== Given records ==
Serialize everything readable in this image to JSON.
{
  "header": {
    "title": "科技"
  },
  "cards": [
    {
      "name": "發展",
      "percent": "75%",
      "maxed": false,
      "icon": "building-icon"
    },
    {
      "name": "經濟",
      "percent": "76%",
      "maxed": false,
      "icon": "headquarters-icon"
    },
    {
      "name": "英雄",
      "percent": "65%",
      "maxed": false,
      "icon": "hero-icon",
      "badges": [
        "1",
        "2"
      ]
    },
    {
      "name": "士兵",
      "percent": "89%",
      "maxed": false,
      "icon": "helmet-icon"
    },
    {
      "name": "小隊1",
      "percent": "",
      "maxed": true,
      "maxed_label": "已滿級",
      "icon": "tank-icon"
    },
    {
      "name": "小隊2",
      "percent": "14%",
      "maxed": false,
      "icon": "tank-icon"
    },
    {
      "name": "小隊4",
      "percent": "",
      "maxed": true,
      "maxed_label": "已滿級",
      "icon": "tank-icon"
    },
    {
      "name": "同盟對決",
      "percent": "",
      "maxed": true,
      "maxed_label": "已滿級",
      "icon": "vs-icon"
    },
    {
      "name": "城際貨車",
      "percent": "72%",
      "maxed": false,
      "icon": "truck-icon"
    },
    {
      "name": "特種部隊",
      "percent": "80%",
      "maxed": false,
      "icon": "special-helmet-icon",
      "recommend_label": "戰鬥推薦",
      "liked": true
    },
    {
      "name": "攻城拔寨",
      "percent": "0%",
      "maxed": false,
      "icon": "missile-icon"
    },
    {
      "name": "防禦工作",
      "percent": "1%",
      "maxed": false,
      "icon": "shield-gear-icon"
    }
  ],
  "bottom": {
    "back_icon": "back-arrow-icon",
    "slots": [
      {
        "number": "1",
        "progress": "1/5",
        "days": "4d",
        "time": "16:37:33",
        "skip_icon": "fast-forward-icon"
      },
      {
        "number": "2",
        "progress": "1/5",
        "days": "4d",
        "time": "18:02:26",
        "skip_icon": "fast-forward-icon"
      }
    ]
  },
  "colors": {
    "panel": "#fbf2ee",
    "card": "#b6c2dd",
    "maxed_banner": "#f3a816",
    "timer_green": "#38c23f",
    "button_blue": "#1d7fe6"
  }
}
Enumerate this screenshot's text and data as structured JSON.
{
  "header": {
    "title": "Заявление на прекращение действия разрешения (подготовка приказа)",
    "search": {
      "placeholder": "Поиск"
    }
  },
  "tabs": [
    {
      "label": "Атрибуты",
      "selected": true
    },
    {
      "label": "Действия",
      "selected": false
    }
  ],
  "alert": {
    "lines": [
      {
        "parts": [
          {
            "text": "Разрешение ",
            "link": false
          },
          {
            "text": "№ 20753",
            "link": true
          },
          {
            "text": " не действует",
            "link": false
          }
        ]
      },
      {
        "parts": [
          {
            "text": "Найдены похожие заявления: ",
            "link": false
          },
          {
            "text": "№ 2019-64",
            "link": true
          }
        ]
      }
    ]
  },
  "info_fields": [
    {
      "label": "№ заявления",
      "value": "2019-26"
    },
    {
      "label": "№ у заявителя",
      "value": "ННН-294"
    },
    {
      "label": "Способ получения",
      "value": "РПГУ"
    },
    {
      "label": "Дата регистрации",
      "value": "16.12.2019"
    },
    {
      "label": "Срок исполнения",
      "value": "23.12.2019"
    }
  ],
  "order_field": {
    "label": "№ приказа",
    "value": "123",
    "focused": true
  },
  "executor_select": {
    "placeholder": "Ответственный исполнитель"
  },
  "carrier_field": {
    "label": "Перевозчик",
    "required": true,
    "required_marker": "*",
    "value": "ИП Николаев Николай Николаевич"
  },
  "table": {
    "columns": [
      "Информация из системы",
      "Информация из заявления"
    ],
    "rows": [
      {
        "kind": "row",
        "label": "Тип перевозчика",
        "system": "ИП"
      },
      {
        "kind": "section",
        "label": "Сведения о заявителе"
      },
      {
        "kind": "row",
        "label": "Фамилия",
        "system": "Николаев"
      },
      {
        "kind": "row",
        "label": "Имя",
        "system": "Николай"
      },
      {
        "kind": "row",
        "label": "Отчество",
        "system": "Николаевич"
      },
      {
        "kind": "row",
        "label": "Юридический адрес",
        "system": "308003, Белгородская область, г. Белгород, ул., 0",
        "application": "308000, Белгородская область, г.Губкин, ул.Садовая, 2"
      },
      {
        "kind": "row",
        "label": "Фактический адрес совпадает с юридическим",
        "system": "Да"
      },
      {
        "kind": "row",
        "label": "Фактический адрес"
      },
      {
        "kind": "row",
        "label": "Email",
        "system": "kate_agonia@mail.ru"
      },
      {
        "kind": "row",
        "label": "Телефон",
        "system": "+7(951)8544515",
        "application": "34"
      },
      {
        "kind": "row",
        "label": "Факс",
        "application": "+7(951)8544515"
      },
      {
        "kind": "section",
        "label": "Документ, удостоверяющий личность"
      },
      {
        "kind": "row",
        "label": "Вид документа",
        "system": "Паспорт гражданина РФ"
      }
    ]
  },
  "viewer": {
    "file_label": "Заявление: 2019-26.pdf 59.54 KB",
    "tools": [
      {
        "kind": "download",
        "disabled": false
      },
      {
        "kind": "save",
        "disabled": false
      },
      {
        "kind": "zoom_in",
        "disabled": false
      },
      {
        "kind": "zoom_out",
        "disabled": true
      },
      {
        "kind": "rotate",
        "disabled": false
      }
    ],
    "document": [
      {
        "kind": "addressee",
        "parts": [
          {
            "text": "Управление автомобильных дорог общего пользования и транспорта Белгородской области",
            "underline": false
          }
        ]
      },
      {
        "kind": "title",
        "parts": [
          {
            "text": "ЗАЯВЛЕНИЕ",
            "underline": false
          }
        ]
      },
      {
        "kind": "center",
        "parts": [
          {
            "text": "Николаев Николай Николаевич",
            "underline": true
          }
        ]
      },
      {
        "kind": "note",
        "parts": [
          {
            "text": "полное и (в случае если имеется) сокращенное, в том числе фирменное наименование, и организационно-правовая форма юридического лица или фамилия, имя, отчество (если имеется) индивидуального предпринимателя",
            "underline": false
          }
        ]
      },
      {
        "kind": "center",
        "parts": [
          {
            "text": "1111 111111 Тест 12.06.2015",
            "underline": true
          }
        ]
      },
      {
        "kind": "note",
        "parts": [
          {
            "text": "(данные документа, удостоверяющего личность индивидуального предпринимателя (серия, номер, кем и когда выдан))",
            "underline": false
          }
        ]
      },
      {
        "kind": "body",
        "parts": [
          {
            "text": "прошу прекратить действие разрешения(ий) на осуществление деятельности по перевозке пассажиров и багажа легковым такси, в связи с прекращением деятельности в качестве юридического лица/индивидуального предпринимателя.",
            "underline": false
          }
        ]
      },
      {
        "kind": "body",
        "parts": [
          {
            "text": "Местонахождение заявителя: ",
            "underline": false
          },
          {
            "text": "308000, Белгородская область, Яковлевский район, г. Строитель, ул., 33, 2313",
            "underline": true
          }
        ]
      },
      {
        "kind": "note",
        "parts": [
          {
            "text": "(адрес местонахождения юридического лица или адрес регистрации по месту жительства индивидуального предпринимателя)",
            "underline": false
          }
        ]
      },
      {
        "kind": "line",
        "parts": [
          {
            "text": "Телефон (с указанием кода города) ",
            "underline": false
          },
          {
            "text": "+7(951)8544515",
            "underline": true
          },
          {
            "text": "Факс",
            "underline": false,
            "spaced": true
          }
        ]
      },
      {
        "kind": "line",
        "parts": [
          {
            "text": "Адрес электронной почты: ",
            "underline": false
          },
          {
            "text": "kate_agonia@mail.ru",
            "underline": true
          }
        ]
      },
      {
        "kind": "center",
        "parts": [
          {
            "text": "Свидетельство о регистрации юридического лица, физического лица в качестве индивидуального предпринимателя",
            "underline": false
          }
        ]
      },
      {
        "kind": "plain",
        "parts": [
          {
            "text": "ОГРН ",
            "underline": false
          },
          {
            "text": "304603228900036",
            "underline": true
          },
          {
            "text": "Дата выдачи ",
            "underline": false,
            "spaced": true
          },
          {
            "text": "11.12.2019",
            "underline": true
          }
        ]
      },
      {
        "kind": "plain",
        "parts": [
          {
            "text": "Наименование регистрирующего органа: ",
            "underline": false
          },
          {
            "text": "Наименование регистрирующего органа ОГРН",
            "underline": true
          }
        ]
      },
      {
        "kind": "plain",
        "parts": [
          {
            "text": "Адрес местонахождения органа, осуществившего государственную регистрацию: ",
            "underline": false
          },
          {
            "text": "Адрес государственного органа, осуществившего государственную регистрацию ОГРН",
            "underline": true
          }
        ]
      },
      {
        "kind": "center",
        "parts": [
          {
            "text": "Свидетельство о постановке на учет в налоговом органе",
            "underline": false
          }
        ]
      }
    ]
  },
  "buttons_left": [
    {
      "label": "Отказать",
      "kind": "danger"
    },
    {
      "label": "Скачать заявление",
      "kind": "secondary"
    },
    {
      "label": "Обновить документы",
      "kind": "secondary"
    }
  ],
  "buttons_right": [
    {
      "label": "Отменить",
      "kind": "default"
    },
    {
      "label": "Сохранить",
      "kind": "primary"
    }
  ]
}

== Stated problem ==
Pick out each line containing "юридического" and report it.

== In response ==
            "text": "полное и (в случае если имеется) сокращенное, в том числе фирменное наименование, и организационно-правовая форма юридического лица или фамилия, имя, отчество (если имеется) индивидуального предпринимателя",
            "text": "прошу прекратить действие разрешения(ий) на осуществление деятельности по перевозке пассажиров и багажа легковым такси, в связи с прекращением деятельности в качестве юридического лица/индивидуального предпринимателя.",
            "text": "(адрес местонахождения юридического лица или адрес регистрации по месту жительства индивидуального предпринимателя)",
            "text": "Свидетельство о регистрации юридического лица, физического лица в качестве индивидуального предпринимателя",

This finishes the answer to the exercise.